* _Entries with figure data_
----------------------------------------
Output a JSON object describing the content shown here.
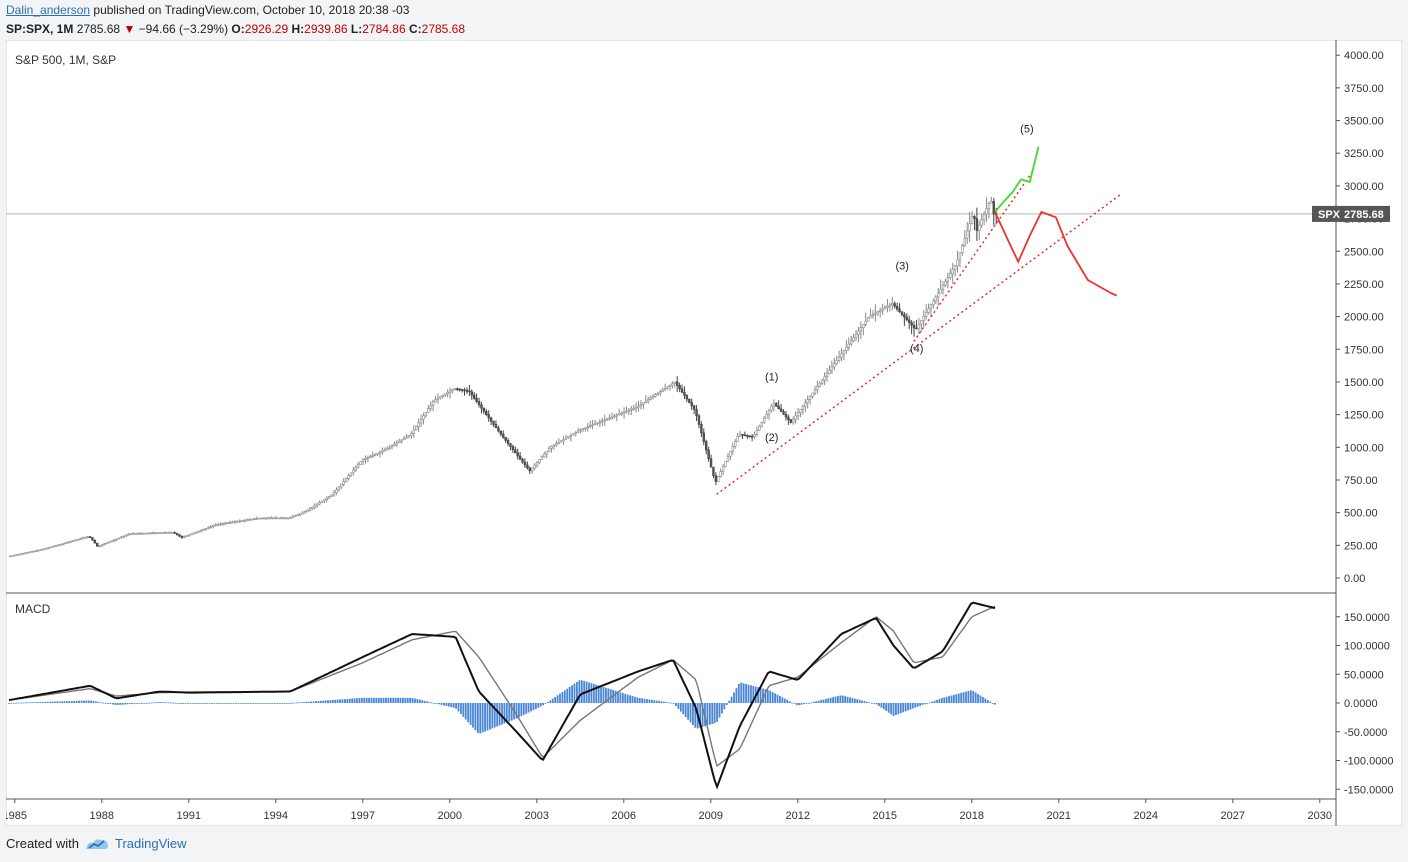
{
  "header": {
    "author": "Dalin_anderson",
    "published_text": "published on TradingView.com, October 10, 2018 20:38 -03",
    "symbol": "SP:SPX, 1M",
    "last": "2785.68",
    "change": "−94.66 (−3.29%)",
    "o_label": "O:",
    "o": "2926.29",
    "h_label": "H:",
    "h": "2939.86",
    "l_label": "L:",
    "l": "2784.86",
    "c_label": "C:",
    "c": "2785.68"
  },
  "chart_title": "S&P 500, 1M, S&P",
  "macd_title": "MACD",
  "price_tag": {
    "symbol": "SPX",
    "value": "2785.68"
  },
  "colors": {
    "candle": "#555555",
    "macd_line": "#111111",
    "signal_line": "#777777",
    "histogram": "#4a86d8",
    "trend_line": "#e0202a",
    "bull_path": "#3ddc2a",
    "bear_path": "#f03030"
  },
  "footer": {
    "created_with": "Created with",
    "brand": "TradingView"
  },
  "chart_data": [
    {
      "type": "line",
      "title": "S&P 500, 1M, S&P",
      "x_axis_ticks": [
        "1985",
        "1988",
        "1991",
        "1994",
        "1997",
        "2000",
        "2003",
        "2006",
        "2009",
        "2012",
        "2015",
        "2018",
        "2021",
        "2024",
        "2027",
        "2030"
      ],
      "y_axis_ticks": [
        "0.00",
        "250.00",
        "500.00",
        "750.00",
        "1000.00",
        "1250.00",
        "1500.00",
        "1750.00",
        "2000.00",
        "2250.00",
        "2500.00",
        "2750.00",
        "3000.00",
        "3250.00",
        "3500.00",
        "3750.00",
        "4000.00"
      ],
      "ylim": [
        0,
        4000
      ],
      "series": [
        {
          "x": [
            1984.8,
            1986,
            1987.6,
            1987.9,
            1989,
            1990.5,
            1990.8,
            1992,
            1993.5,
            1994.5,
            1995,
            1996,
            1997,
            1997.8,
            1998.7,
            1999.5,
            2000.2,
            2000.7,
            2001.7,
            2002.5,
            2002.8,
            2003.5,
            2004.5,
            2005.5,
            2006.5,
            2007.8,
            2008.5,
            2009.2,
            2010,
            2010.5,
            2011.2,
            2011.8,
            2012.5,
            2013.5,
            2014.5,
            2015.3,
            2016.1,
            2016.8,
            2017.5,
            2018.1,
            2018.2,
            2018.7,
            2018.8
          ],
          "y": [
            165,
            220,
            320,
            240,
            340,
            350,
            310,
            410,
            460,
            460,
            500,
            640,
            900,
            980,
            1100,
            1360,
            1450,
            1430,
            1130,
            900,
            820,
            1000,
            1130,
            1220,
            1310,
            1500,
            1280,
            730,
            1100,
            1080,
            1340,
            1190,
            1400,
            1700,
            2000,
            2100,
            1900,
            2150,
            2400,
            2800,
            2650,
            2900,
            2785
          ]
        }
      ],
      "annotations": [
        "(1)",
        "(2)",
        "(3)",
        "(4)",
        "(5)"
      ],
      "last_price": 2785.68
    },
    {
      "type": "line",
      "title": "MACD",
      "y_axis_ticks": [
        "-150.0000",
        "-100.0000",
        "-50.0000",
        "0.0000",
        "50.0000",
        "100.0000",
        "150.0000"
      ],
      "ylim": [
        -160,
        180
      ],
      "series": [
        {
          "x": [
            1984.8,
            1987.6,
            1988.5,
            1990,
            1991,
            1994.5,
            1997,
            1998.7,
            2000.2,
            2001,
            2002.3,
            2003.2,
            2004.5,
            2006.5,
            2007.7,
            2008.5,
            2009.2,
            2010,
            2011,
            2012,
            2013.5,
            2014.7,
            2015.3,
            2016,
            2017,
            2018,
            2018.8
          ],
          "y": [
            5,
            30,
            8,
            20,
            18,
            20,
            80,
            120,
            115,
            20,
            -50,
            -100,
            15,
            55,
            75,
            -10,
            -148,
            -40,
            55,
            40,
            120,
            148,
            100,
            60,
            90,
            175,
            165
          ]
        },
        {
          "x": [
            1984.8,
            1987.6,
            1988.5,
            1990,
            1991,
            1994.5,
            1997,
            1998.7,
            2000.2,
            2001,
            2002.3,
            2003.2,
            2004.5,
            2006.5,
            2007.7,
            2008.5,
            2009.2,
            2010,
            2011,
            2012,
            2013.5,
            2014.7,
            2015.3,
            2016,
            2017,
            2018,
            2018.8
          ],
          "y": [
            5,
            25,
            12,
            18,
            19,
            20,
            70,
            110,
            125,
            80,
            -20,
            -95,
            -30,
            45,
            75,
            40,
            -110,
            -80,
            30,
            45,
            105,
            150,
            125,
            70,
            80,
            150,
            168
          ]
        }
      ]
    }
  ]
}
----------------------------------------
* _What the task asks_
Return all the entries word for word, but omit any pictures they contain.

* _Solution for this task_
Output a JSON object describing the content shown here.
{
  "header": {
    "author": "Dalin_anderson",
    "published_text": "published on TradingView.com, October 10, 2018 20:38 -03",
    "symbol": "SP:SPX, 1M",
    "last": "2785.68",
    "change": "−94.66 (−3.29%)",
    "o_label": "O:",
    "o": "2926.29",
    "h_label": "H:",
    "h": "2939.86",
    "l_label": "L:",
    "l": "2784.86",
    "c_label": "C:",
    "c": "2785.68"
  },
  "chart_title": "S&P 500, 1M, S&P",
  "macd_title": "MACD",
  "price_tag": {
    "symbol": "SPX",
    "value": "2785.68"
  },
  "colors": {
    "candle": "#555555",
    "macd_line": "#111111",
    "signal_line": "#777777",
    "histogram": "#4a86d8",
    "trend_line": "#e0202a",
    "bull_path": "#3ddc2a",
    "bear_path": "#f03030"
  },
  "footer": {
    "created_with": "Created with",
    "brand": "TradingView"
  },
  "chart_data": [
    {
      "type": "line",
      "title": "S&P 500, 1M, S&P",
      "x_axis_ticks": [
        "1985",
        "1988",
        "1991",
        "1994",
        "1997",
        "2000",
        "2003",
        "2006",
        "2009",
        "2012",
        "2015",
        "2018",
        "2021",
        "2024",
        "2027",
        "2030"
      ],
      "y_axis_ticks": [
        "0.00",
        "250.00",
        "500.00",
        "750.00",
        "1000.00",
        "1250.00",
        "1500.00",
        "1750.00",
        "2000.00",
        "2250.00",
        "2500.00",
        "2750.00",
        "3000.00",
        "3250.00",
        "3500.00",
        "3750.00",
        "4000.00"
      ],
      "ylim": [
        0,
        4000
      ],
      "series": [
        {
          "x": [
            1984.8,
            1986,
            1987.6,
            1987.9,
            1989,
            1990.5,
            1990.8,
            1992,
            1993.5,
            1994.5,
            1995,
            1996,
            1997,
            1997.8,
            1998.7,
            1999.5,
            2000.2,
            2000.7,
            2001.7,
            2002.5,
            2002.8,
            2003.5,
            2004.5,
            2005.5,
            2006.5,
            2007.8,
            2008.5,
            2009.2,
            2010,
            2010.5,
            2011.2,
            2011.8,
            2012.5,
            2013.5,
            2014.5,
            2015.3,
            2016.1,
            2016.8,
            2017.5,
            2018.1,
            2018.2,
            2018.7,
            2018.8
          ],
          "y": [
            165,
            220,
            320,
            240,
            340,
            350,
            310,
            410,
            460,
            460,
            500,
            640,
            900,
            980,
            1100,
            1360,
            1450,
            1430,
            1130,
            900,
            820,
            1000,
            1130,
            1220,
            1310,
            1500,
            1280,
            730,
            1100,
            1080,
            1340,
            1190,
            1400,
            1700,
            2000,
            2100,
            1900,
            2150,
            2400,
            2800,
            2650,
            2900,
            2785
          ]
        }
      ],
      "annotations": [
        "(1)",
        "(2)",
        "(3)",
        "(4)",
        "(5)"
      ],
      "last_price": 2785.68
    },
    {
      "type": "line",
      "title": "MACD",
      "y_axis_ticks": [
        "-150.0000",
        "-100.0000",
        "-50.0000",
        "0.0000",
        "50.0000",
        "100.0000",
        "150.0000"
      ],
      "ylim": [
        -160,
        180
      ],
      "series": [
        {
          "x": [
            1984.8,
            1987.6,
            1988.5,
            1990,
            1991,
            1994.5,
            1997,
            1998.7,
            2000.2,
            2001,
            2002.3,
            2003.2,
            2004.5,
            2006.5,
            2007.7,
            2008.5,
            2009.2,
            2010,
            2011,
            2012,
            2013.5,
            2014.7,
            2015.3,
            2016,
            2017,
            2018,
            2018.8
          ],
          "y": [
            5,
            30,
            8,
            20,
            18,
            20,
            80,
            120,
            115,
            20,
            -50,
            -100,
            15,
            55,
            75,
            -10,
            -148,
            -40,
            55,
            40,
            120,
            148,
            100,
            60,
            90,
            175,
            165
          ]
        },
        {
          "x": [
            1984.8,
            1987.6,
            1988.5,
            1990,
            1991,
            1994.5,
            1997,
            1998.7,
            2000.2,
            2001,
            2002.3,
            2003.2,
            2004.5,
            2006.5,
            2007.7,
            2008.5,
            2009.2,
            2010,
            2011,
            2012,
            2013.5,
            2014.7,
            2015.3,
            2016,
            2017,
            2018,
            2018.8
          ],
          "y": [
            5,
            25,
            12,
            18,
            19,
            20,
            70,
            110,
            125,
            80,
            -20,
            -95,
            -30,
            45,
            75,
            40,
            -110,
            -80,
            30,
            45,
            105,
            150,
            125,
            70,
            80,
            150,
            168
          ]
        }
      ]
    }
  ]
}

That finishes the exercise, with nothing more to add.